> Exercise requirements:
The exercise asks you to copy every line below in which "Incidents" appears.

-------- The records --------

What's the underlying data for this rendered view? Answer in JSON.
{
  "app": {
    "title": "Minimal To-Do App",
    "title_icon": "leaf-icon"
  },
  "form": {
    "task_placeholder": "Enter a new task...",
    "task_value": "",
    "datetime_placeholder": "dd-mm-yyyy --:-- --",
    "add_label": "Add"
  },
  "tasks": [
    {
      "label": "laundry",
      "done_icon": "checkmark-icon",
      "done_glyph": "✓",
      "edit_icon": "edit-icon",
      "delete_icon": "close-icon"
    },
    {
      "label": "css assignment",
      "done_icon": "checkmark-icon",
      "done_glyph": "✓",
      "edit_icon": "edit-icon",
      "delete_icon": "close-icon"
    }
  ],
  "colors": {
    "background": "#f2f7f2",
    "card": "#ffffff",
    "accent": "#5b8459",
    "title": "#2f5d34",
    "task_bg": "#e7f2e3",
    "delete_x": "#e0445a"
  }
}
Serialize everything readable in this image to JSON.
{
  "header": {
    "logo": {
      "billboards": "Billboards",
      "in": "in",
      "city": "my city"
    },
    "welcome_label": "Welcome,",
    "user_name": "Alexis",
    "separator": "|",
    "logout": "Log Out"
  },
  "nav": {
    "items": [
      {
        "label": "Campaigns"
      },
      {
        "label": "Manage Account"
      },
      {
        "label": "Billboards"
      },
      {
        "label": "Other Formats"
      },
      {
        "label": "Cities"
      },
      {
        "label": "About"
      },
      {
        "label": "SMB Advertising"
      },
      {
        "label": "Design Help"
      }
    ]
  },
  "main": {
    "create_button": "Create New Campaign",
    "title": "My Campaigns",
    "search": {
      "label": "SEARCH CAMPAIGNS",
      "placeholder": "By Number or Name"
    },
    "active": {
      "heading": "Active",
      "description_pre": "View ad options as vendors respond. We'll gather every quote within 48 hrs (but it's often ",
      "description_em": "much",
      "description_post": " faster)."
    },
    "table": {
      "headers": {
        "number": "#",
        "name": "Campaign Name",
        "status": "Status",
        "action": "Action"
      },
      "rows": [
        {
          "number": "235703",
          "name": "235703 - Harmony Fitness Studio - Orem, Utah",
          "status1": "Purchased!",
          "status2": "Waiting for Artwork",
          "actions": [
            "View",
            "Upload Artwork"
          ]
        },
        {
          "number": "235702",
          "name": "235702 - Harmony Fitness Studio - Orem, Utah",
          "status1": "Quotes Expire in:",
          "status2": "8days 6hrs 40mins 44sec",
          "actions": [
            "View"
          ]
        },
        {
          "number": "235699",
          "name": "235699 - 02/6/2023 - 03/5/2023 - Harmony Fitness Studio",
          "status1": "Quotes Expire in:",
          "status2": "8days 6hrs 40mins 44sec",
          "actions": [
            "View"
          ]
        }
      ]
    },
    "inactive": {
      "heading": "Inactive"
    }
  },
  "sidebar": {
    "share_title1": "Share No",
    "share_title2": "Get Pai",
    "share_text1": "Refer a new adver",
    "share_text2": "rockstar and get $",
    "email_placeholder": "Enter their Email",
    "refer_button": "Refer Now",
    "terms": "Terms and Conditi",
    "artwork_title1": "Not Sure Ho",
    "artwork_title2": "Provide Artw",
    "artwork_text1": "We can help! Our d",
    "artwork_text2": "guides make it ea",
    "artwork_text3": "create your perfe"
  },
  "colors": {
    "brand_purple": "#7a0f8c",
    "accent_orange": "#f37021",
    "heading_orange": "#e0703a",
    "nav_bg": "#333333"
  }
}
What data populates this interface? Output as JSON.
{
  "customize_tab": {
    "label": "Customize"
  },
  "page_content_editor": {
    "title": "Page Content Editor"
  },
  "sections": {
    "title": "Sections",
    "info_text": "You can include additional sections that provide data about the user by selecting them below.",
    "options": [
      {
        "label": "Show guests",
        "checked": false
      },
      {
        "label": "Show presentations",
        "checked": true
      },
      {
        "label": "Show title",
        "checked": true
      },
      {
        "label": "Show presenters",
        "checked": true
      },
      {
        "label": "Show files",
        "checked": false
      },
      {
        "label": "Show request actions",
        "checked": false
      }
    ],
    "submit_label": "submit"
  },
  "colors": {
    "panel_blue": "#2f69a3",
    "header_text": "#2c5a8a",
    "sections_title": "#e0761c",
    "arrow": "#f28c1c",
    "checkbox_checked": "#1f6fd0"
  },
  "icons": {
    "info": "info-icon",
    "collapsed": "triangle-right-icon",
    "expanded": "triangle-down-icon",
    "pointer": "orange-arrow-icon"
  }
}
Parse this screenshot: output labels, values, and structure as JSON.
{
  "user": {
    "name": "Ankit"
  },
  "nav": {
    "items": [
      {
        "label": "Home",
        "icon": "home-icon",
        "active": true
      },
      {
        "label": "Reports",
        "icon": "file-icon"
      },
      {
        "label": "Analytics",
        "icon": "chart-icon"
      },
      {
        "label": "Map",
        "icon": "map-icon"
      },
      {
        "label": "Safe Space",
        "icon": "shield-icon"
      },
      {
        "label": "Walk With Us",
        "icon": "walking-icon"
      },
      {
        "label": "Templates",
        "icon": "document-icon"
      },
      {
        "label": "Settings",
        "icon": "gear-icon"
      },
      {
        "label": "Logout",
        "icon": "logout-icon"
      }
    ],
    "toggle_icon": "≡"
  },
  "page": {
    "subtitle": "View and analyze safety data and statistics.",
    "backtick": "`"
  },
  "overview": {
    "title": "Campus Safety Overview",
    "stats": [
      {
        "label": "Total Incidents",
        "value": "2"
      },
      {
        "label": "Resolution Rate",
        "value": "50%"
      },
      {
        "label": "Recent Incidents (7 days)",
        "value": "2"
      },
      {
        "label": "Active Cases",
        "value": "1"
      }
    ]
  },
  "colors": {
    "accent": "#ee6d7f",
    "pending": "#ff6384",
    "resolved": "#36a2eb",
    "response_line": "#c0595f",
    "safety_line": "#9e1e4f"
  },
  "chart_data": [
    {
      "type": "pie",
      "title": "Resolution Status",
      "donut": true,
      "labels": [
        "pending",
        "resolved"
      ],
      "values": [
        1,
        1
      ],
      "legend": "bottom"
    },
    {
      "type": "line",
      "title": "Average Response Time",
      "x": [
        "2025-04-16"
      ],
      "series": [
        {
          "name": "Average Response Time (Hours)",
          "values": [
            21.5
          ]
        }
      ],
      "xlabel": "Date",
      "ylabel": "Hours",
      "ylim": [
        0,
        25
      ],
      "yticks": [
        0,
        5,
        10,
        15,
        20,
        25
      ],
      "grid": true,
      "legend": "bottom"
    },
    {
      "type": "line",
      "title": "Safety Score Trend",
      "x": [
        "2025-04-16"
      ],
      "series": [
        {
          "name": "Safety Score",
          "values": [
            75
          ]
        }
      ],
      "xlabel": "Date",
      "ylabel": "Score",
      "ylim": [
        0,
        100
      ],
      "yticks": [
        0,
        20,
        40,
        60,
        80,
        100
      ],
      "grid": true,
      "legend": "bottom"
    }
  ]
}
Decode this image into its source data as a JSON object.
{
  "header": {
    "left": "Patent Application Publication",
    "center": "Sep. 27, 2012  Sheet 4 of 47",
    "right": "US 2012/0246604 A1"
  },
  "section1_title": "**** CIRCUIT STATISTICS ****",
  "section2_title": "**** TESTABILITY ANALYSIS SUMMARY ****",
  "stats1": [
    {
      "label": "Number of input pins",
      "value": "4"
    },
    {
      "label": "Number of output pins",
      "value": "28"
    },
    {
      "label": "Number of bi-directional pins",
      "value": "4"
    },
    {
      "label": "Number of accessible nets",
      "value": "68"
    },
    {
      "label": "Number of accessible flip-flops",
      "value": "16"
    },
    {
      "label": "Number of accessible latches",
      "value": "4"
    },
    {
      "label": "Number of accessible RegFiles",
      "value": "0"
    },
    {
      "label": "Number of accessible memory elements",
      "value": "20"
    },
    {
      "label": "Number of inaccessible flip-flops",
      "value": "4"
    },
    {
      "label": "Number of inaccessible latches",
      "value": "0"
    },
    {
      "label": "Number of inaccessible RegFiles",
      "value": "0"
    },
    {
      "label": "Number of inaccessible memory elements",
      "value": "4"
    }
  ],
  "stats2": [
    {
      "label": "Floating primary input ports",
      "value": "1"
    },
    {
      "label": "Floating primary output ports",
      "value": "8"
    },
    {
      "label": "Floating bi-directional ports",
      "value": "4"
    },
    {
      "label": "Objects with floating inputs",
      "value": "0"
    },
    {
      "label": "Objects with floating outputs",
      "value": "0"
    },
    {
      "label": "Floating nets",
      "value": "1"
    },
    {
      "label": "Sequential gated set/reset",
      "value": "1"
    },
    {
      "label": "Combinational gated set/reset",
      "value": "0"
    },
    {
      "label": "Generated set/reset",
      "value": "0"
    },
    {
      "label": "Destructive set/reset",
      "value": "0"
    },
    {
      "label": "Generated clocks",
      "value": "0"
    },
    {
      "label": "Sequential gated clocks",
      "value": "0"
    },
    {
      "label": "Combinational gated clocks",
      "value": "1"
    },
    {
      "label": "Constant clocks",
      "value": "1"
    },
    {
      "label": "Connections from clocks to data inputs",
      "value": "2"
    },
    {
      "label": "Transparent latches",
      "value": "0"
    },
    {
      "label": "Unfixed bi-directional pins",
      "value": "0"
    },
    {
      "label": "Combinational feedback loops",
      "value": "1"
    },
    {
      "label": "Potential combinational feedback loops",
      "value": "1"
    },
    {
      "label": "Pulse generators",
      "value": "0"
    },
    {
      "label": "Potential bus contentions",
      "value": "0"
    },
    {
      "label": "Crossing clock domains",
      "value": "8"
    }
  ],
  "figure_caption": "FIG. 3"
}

--------

> Solved problem:
        "label": "Total Incidents",
        "label": "Recent Incidents (7 days)",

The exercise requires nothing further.